GIVEN TASK. Restate the records below word for word, and omit the images they hold.

(Dataset excerpt)
####################

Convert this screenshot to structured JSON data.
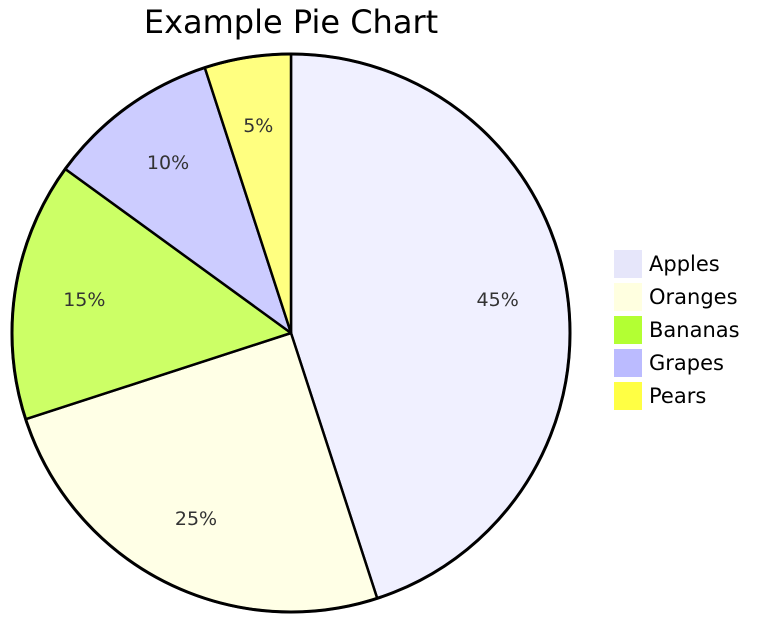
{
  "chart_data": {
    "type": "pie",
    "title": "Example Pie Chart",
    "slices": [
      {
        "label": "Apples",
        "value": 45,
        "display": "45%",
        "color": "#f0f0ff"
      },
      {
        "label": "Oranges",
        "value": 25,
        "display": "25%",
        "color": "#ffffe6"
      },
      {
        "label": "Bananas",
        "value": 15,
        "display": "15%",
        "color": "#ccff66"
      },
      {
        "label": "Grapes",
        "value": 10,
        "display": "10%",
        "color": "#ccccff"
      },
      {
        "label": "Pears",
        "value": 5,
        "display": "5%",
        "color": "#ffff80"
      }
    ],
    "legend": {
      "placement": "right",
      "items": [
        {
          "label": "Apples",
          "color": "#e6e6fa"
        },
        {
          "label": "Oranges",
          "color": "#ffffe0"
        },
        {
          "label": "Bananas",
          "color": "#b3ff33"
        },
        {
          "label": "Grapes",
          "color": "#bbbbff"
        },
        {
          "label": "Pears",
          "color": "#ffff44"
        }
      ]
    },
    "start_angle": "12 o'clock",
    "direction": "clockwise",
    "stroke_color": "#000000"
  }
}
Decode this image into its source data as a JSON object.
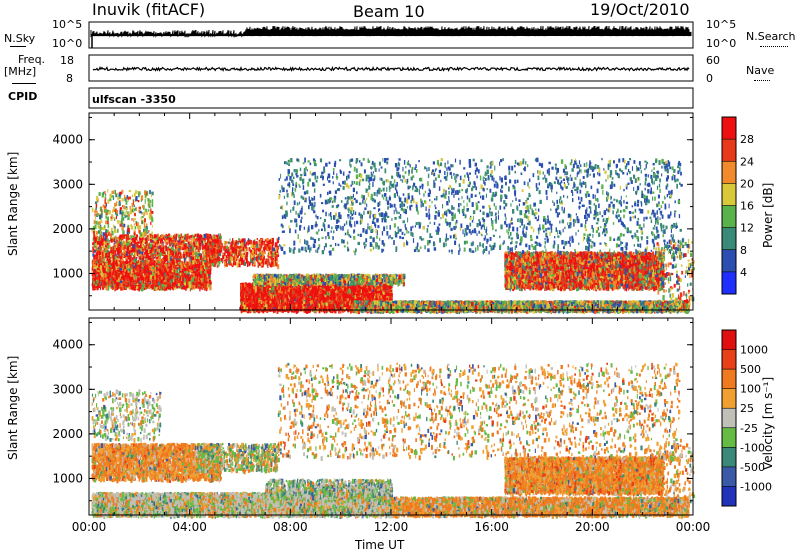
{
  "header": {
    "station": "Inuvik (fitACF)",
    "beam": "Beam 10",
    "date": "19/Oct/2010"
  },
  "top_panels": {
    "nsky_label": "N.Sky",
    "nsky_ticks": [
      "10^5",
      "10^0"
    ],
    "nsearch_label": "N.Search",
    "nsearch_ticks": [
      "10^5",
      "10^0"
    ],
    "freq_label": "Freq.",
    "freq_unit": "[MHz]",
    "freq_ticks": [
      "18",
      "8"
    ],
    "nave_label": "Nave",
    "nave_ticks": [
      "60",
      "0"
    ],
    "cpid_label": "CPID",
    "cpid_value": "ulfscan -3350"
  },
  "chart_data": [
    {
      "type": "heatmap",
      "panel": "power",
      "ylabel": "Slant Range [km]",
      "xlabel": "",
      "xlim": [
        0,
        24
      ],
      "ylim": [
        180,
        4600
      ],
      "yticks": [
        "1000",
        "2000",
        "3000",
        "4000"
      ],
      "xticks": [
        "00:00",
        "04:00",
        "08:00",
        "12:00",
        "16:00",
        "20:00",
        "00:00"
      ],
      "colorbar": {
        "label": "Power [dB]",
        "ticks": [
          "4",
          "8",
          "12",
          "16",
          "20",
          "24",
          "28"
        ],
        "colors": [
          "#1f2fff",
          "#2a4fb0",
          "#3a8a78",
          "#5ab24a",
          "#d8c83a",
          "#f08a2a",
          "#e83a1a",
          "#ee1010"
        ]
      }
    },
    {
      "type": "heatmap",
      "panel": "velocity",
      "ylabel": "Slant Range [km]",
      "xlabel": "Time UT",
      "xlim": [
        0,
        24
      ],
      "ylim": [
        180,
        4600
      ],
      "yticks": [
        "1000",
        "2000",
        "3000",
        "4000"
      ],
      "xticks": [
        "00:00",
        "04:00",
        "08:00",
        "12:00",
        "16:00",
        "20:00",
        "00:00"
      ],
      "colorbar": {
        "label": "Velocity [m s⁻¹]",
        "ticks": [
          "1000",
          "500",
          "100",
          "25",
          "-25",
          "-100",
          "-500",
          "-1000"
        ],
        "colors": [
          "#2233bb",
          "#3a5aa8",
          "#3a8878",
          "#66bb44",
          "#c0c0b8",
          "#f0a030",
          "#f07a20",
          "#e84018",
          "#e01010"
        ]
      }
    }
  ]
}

####################

EXERCISE ANSWER.
Convert this screenshot to structured JSON data.
{
  "chart_data": {
    "type": "pie",
    "title": "Example Pie Chart",
    "slices": [
      {
        "label": "Apples",
        "value": 45,
        "display": "45%",
        "color": "#f0f0ff"
      },
      {
        "label": "Oranges",
        "value": 25,
        "display": "25%",
        "color": "#ffffe6"
      },
      {
        "label": "Bananas",
        "value": 15,
        "display": "15%",
        "color": "#ccff66"
      },
      {
        "label": "Grapes",
        "value": 10,
        "display": "10%",
        "color": "#ccccff"
      },
      {
        "label": "Pears",
        "value": 5,
        "display": "5%",
        "color": "#ffff80"
      }
    ],
    "legend": {
      "placement": "right",
      "items": [
        {
          "label": "Apples",
          "color": "#e6e6fa"
        },
        {
          "label": "Oranges",
          "color": "#ffffe0"
        },
        {
          "label": "Bananas",
          "color": "#b3ff33"
        },
        {
          "label": "Grapes",
          "color": "#bbbbff"
        },
        {
          "label": "Pears",
          "color": "#ffff44"
        }
      ]
    },
    "start_angle": "12 o'clock",
    "direction": "clockwise",
    "stroke_color": "#000000"
  }
}
Decode this image into its source data as a JSON object.
{
  "header": {
    "station": "Inuvik (fitACF)",
    "beam": "Beam 10",
    "date": "19/Oct/2010"
  },
  "top_panels": {
    "nsky_label": "N.Sky",
    "nsky_ticks": [
      "10^5",
      "10^0"
    ],
    "nsearch_label": "N.Search",
    "nsearch_ticks": [
      "10^5",
      "10^0"
    ],
    "freq_label": "Freq.",
    "freq_unit": "[MHz]",
    "freq_ticks": [
      "18",
      "8"
    ],
    "nave_label": "Nave",
    "nave_ticks": [
      "60",
      "0"
    ],
    "cpid_label": "CPID",
    "cpid_value": "ulfscan -3350"
  },
  "chart_data": [
    {
      "type": "heatmap",
      "panel": "power",
      "ylabel": "Slant Range [km]",
      "xlabel": "",
      "xlim": [
        0,
        24
      ],
      "ylim": [
        180,
        4600
      ],
      "yticks": [
        "1000",
        "2000",
        "3000",
        "4000"
      ],
      "xticks": [
        "00:00",
        "04:00",
        "08:00",
        "12:00",
        "16:00",
        "20:00",
        "00:00"
      ],
      "colorbar": {
        "label": "Power [dB]",
        "ticks": [
          "4",
          "8",
          "12",
          "16",
          "20",
          "24",
          "28"
        ],
        "colors": [
          "#1f2fff",
          "#2a4fb0",
          "#3a8a78",
          "#5ab24a",
          "#d8c83a",
          "#f08a2a",
          "#e83a1a",
          "#ee1010"
        ]
      }
    },
    {
      "type": "heatmap",
      "panel": "velocity",
      "ylabel": "Slant Range [km]",
      "xlabel": "Time UT",
      "xlim": [
        0,
        24
      ],
      "ylim": [
        180,
        4600
      ],
      "yticks": [
        "1000",
        "2000",
        "3000",
        "4000"
      ],
      "xticks": [
        "00:00",
        "04:00",
        "08:00",
        "12:00",
        "16:00",
        "20:00",
        "00:00"
      ],
      "colorbar": {
        "label": "Velocity [m s⁻¹]",
        "ticks": [
          "1000",
          "500",
          "100",
          "25",
          "-25",
          "-100",
          "-500",
          "-1000"
        ],
        "colors": [
          "#2233bb",
          "#3a5aa8",
          "#3a8878",
          "#66bb44",
          "#c0c0b8",
          "#f0a030",
          "#f07a20",
          "#e84018",
          "#e01010"
        ]
      }
    }
  ]
}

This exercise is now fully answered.